───── Dataset

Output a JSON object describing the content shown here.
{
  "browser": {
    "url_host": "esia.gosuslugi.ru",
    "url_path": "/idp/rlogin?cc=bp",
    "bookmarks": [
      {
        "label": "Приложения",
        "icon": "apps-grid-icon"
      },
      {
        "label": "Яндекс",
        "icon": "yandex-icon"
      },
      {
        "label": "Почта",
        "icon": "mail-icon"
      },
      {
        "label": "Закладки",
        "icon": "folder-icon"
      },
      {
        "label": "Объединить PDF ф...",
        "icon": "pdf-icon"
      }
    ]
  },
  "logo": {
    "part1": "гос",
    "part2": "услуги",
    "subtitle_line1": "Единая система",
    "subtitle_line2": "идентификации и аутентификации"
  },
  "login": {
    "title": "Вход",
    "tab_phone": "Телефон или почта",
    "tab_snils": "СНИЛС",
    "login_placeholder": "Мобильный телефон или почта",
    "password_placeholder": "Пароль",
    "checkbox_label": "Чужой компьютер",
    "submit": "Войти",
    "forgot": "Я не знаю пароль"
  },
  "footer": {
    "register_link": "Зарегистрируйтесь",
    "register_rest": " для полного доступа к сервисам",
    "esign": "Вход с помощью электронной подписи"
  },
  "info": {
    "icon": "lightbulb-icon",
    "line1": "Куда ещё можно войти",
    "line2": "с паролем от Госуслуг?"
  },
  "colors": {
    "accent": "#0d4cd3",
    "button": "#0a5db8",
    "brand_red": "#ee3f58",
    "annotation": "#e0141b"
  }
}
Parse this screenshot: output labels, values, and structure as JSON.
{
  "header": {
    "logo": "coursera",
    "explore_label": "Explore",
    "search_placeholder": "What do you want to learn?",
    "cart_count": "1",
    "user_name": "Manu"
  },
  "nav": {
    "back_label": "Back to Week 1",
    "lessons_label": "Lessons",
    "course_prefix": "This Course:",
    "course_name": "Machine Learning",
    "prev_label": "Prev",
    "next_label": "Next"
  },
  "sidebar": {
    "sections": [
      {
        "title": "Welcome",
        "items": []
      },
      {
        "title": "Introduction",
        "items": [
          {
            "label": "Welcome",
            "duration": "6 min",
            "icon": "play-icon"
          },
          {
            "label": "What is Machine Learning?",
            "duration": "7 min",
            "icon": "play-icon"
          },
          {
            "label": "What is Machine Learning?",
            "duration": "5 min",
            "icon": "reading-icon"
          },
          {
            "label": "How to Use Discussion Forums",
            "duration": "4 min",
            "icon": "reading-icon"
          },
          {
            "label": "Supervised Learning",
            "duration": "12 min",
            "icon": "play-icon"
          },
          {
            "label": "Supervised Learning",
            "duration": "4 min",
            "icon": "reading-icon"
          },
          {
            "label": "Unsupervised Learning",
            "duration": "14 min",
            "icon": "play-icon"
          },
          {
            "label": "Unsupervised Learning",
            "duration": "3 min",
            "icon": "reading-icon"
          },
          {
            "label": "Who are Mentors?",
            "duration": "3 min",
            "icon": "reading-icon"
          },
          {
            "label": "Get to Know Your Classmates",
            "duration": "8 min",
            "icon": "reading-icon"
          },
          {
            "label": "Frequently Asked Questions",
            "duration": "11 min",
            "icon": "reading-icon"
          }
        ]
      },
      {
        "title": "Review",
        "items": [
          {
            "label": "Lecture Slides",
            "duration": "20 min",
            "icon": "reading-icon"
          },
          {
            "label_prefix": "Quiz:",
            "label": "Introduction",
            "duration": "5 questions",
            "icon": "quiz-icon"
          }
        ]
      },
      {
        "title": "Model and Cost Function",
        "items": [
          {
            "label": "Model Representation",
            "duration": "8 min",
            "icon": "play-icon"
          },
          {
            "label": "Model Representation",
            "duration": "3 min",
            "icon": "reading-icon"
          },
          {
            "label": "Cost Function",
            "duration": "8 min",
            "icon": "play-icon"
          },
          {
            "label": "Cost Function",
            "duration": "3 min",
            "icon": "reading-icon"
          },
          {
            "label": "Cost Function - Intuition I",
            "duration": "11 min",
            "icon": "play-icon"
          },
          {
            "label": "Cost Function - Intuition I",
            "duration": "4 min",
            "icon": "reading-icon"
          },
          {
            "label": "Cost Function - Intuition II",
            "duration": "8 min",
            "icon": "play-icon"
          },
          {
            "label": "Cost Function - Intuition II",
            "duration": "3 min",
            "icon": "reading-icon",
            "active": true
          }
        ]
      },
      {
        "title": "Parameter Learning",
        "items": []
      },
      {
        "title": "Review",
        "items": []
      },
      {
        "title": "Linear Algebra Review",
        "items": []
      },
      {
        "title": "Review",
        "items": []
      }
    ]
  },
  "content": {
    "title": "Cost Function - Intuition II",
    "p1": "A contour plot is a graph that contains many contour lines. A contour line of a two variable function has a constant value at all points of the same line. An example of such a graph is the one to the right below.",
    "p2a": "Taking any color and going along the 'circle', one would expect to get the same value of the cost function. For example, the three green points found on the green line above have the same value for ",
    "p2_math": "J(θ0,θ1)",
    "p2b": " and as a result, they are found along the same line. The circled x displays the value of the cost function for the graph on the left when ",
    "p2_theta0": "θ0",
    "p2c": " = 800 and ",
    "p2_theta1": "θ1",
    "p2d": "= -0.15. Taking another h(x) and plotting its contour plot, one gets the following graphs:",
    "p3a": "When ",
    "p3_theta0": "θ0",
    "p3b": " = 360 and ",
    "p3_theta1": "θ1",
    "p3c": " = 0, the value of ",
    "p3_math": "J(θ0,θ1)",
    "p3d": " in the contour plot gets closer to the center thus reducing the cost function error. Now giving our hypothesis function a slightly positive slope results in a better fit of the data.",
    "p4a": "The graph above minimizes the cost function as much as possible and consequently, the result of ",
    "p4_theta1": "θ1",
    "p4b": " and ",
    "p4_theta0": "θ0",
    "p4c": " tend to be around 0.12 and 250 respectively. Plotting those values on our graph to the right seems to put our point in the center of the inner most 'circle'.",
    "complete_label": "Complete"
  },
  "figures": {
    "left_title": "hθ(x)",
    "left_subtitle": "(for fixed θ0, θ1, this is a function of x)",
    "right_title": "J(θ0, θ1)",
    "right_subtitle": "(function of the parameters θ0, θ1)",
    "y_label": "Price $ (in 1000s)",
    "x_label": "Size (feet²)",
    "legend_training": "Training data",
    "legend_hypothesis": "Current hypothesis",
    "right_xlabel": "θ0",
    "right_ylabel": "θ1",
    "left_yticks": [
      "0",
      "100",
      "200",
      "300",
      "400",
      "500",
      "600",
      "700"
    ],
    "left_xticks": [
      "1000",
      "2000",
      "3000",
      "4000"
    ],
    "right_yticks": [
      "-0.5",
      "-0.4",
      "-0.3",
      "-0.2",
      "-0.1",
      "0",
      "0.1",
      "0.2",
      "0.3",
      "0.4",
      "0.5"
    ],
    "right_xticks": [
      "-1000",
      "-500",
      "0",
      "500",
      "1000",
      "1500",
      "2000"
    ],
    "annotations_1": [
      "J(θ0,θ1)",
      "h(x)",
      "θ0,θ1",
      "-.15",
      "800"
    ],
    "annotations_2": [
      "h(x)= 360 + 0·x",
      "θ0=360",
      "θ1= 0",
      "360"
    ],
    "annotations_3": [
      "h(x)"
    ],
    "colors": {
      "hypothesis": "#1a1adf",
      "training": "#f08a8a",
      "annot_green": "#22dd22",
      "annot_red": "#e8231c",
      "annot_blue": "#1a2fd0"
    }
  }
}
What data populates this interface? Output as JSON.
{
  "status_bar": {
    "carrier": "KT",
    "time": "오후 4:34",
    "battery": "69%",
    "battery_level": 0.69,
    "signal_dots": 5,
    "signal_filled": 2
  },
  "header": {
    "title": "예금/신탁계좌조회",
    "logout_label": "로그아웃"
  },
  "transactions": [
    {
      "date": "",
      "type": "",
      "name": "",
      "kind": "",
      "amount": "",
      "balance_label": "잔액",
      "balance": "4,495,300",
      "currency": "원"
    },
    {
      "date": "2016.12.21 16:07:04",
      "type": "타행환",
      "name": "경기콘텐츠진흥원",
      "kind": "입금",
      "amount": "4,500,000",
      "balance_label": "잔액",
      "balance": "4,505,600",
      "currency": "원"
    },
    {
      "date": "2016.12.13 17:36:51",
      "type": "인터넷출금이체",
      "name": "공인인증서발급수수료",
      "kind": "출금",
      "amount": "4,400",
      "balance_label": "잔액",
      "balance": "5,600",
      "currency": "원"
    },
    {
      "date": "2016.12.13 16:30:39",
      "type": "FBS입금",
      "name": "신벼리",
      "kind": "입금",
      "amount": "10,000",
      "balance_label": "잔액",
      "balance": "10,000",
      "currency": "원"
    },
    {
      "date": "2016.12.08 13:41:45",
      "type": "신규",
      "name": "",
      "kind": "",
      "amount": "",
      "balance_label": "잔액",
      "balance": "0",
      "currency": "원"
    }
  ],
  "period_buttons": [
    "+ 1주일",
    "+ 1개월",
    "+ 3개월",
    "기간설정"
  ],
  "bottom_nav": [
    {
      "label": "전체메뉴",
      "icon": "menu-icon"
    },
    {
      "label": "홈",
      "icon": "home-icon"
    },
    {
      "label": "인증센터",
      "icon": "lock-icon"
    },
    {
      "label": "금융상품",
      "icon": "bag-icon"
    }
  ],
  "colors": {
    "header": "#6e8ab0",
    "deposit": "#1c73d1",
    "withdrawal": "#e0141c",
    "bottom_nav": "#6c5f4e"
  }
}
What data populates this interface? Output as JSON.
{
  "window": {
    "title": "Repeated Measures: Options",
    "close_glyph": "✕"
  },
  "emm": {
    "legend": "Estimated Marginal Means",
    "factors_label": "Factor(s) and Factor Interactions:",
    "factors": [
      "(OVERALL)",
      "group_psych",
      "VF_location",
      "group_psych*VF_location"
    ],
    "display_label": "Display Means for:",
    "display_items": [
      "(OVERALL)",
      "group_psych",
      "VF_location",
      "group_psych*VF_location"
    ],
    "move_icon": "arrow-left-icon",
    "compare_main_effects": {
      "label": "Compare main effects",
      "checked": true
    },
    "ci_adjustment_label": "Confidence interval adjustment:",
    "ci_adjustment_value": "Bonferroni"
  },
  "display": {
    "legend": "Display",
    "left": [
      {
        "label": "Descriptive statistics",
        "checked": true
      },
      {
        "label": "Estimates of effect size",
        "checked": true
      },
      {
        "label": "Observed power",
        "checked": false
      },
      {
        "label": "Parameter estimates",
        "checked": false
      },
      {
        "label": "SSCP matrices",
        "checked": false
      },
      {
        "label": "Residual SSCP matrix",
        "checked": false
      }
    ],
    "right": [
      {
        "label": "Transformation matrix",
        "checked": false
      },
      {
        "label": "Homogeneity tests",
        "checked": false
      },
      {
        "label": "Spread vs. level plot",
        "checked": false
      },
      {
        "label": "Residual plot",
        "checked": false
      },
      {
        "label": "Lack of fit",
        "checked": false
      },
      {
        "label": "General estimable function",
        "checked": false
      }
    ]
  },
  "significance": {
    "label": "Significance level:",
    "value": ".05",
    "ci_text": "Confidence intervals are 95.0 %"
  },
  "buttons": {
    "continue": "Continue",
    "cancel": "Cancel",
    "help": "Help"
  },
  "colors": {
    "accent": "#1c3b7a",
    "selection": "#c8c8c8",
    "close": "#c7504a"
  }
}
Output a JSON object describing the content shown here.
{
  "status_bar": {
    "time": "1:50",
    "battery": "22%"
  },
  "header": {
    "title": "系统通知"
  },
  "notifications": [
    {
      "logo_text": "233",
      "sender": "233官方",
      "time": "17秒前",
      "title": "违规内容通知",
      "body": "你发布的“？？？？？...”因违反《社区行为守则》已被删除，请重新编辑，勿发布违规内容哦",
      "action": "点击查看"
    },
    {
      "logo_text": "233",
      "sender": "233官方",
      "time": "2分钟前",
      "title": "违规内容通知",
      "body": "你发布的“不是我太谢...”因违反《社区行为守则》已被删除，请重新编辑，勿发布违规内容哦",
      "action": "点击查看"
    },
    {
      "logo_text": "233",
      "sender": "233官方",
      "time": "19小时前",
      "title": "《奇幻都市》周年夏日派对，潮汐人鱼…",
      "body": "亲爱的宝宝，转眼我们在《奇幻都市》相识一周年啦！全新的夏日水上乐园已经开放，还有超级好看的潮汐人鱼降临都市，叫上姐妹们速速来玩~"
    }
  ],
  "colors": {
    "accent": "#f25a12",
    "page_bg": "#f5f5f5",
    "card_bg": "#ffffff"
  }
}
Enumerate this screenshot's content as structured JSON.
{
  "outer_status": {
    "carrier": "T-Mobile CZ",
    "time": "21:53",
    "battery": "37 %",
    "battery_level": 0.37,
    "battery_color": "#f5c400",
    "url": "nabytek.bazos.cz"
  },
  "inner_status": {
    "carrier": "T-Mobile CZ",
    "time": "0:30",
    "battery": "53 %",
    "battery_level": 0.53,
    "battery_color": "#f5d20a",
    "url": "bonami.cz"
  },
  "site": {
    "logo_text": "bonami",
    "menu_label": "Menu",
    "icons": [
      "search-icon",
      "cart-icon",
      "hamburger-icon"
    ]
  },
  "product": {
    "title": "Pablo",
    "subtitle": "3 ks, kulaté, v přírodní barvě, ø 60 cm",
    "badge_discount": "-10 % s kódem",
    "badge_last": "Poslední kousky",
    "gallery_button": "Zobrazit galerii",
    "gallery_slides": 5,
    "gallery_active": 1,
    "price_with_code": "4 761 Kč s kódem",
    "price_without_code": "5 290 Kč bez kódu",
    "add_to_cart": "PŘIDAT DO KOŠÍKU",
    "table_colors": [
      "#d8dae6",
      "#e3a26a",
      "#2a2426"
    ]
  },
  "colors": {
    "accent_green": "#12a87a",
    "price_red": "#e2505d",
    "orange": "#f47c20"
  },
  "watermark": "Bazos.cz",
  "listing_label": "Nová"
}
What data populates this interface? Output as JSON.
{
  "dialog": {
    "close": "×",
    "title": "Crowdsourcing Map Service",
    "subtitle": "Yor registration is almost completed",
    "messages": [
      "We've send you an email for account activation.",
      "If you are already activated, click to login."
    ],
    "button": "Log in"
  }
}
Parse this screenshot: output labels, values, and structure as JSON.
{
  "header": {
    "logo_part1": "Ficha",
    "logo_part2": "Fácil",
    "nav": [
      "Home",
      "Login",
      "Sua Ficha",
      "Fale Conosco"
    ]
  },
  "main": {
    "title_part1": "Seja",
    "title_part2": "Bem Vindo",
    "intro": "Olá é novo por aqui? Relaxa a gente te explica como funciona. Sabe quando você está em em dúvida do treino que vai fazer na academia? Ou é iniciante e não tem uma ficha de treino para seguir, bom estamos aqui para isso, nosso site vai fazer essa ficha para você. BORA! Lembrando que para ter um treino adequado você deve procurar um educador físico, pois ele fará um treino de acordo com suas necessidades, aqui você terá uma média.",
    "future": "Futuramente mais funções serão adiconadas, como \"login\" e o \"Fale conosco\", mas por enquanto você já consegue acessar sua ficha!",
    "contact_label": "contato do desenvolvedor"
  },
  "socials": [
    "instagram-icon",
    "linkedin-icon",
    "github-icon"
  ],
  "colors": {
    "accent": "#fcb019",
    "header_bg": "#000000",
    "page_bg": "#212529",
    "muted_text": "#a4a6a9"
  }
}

──────────

• What is required
Find the lines holding "Confidence" and list every one.

• Reply to the exercise
    "ci_adjustment_label": "Confidence interval adjustment:",
    "ci_text": "Confidence intervals are 95.0 %"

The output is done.